Consegna ->
Rispondi in base al brano sulla famiglia di Gesù:
(a) Di che cosa Gesù ha appena finito di parlare?
(b) Che cosa gli dice la persona che lo interrompe?
(c) Da che cosa nasce il legame della famiglia soprannaturale?

Gesù ha appena finito di parlare di semi, di uccelli, di spine e di terra fertile. Stava illustrando le disposizioni di quelli che lo stavano ascoltando, così diverse tra loro. Le une e le altre si riveleranno, con il passare del tempo, più o meno feconde: «Quello [caduto] sul terreno buono sono coloro che, dopo aver ascoltato la Parola con cuore integro e buono, la custodiscono e producono frutto con perseveranza» (Lc 8, 15). Probabilmente il Signore ha ancora in mente questa immagine quando, a un certo punto, qualcuno lo interrompe: «Tua madre e i tuoi fratelli stanno fuori e desiderano vederti» (Lc 8, 20). Il Maestro risponde, tra la sorpresa di tutti: «Mia madre e i miei fratelli sono quelli che ascoltano la parola di Dio e la mettono in pratica» (Lc 8, 20). È uno dei momenti del Vangelo in cui Gesù parla in un nuovo tipo di relazione, più forte di quella che lo univa visibilmente a sua madre: il legame della famiglia soprannaturale, che nasce con l’ascolto e l’accettazione della parola di Dio.

Materiale mostrato ->
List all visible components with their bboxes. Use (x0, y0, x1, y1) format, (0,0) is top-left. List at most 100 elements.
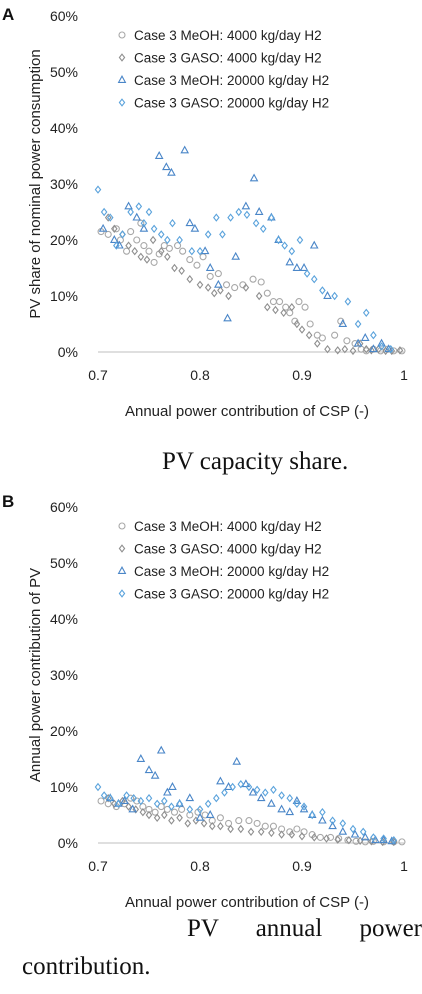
data-point (132, 212, 142, 221)
data-point (214, 279, 223, 288)
data-point (140, 219, 148, 228)
data-point (303, 269, 311, 278)
legend-marker (118, 544, 126, 553)
data-point (323, 834, 330, 843)
data-point (151, 808, 159, 816)
data-point (153, 813, 161, 822)
data-point (98, 223, 108, 232)
data-point (306, 320, 314, 328)
data-point (210, 289, 218, 298)
data-point (200, 246, 210, 255)
caption-b-line-2: contribution. (22, 953, 151, 980)
data-point (281, 241, 288, 250)
data-point (100, 791, 108, 800)
data-point (176, 813, 183, 822)
data-point (120, 796, 129, 804)
y-tick-label: 40% (50, 120, 78, 136)
data-point (345, 836, 353, 845)
data-point (128, 804, 138, 813)
x-tick-label: 0.8 (190, 367, 210, 383)
data-point (334, 835, 342, 844)
data-point (219, 230, 226, 239)
y-tick-label: 20% (50, 723, 78, 739)
data-point (323, 291, 332, 299)
data-point (339, 819, 347, 828)
chart-panel-a: A 0% 10% 20% 30% 40% 50% 60% 0.7 0.8 0.9 1 Annual po… (2, 5, 408, 420)
data-point (157, 247, 165, 256)
legend-marker (118, 31, 126, 39)
data-point (186, 805, 194, 814)
data-point (368, 346, 375, 355)
data-point (190, 223, 200, 232)
data-point (362, 345, 370, 354)
data-point (288, 303, 296, 312)
y-tick-label: 10% (50, 288, 78, 304)
y-tick-label: 50% (50, 555, 78, 571)
data-point (200, 819, 208, 828)
legend-entry: Case 3 MeOH: 4000 kg/day H2 (134, 28, 322, 43)
legend-marker (118, 589, 126, 598)
data-point (242, 283, 250, 292)
data-point (384, 344, 394, 353)
data-point (382, 346, 389, 356)
data-point (213, 213, 220, 222)
data-point (112, 225, 120, 233)
data-point (272, 305, 279, 315)
data-point (154, 151, 164, 159)
data-point (217, 286, 224, 295)
data-point (378, 342, 385, 351)
data-point (225, 819, 233, 827)
data-point (160, 796, 168, 806)
data-point (237, 824, 245, 834)
data-point (199, 253, 207, 261)
data-point (119, 796, 126, 806)
y-tick-label: 60% (50, 8, 78, 24)
data-point (186, 275, 194, 284)
data-point (216, 814, 224, 822)
data-point (145, 207, 153, 217)
data-point (264, 303, 271, 312)
data-point (267, 798, 276, 807)
y-tick-label: 50% (50, 64, 78, 80)
data-point (353, 338, 363, 347)
y-tick-label: 40% (50, 611, 78, 627)
data-point (277, 804, 286, 813)
data-point (390, 347, 398, 355)
data-point (145, 810, 153, 820)
data-point (293, 799, 301, 808)
data-point (169, 219, 176, 228)
legend-entry: Case 3 MeOH: 20000 kg/day H2 (134, 564, 329, 579)
data-point (188, 247, 196, 256)
data-point (94, 185, 102, 194)
data-point (280, 308, 287, 317)
data-point (144, 765, 154, 774)
panel-letter: A (2, 5, 14, 24)
data-point (213, 794, 220, 803)
data-point (180, 145, 190, 154)
data-point (185, 218, 195, 227)
data-point (338, 319, 348, 327)
data-point (316, 833, 324, 841)
data-point (106, 213, 114, 222)
data-point (252, 219, 260, 228)
y-tick-label: 20% (50, 232, 78, 248)
data-point (176, 799, 183, 808)
data-point (329, 816, 336, 825)
data-point (352, 837, 360, 845)
data-point (268, 828, 275, 838)
data-point (254, 207, 264, 215)
data-point (269, 298, 277, 306)
data-point (225, 291, 232, 301)
data-point (106, 794, 114, 803)
legend-entry: Case 3 MeOH: 4000 kg/day H2 (134, 519, 322, 534)
data-point (319, 286, 326, 295)
data-point (305, 331, 313, 340)
x-tick-label: 0.9 (292, 858, 312, 874)
data-point (235, 207, 243, 217)
data-point (310, 275, 318, 284)
data-point (165, 244, 173, 252)
data-point (360, 333, 370, 341)
y-tick-label: 30% (50, 667, 78, 683)
data-point (130, 794, 138, 803)
data-point (356, 339, 364, 348)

Soluzione ->
(a) Di semi, di uccelli, di spine e di terra fertile.
(b) «Tua madre e i tuoi fratelli stanno fuori e desiderano vederti».
(c) Dall'ascolto e dall'accettazione della parola di Dio.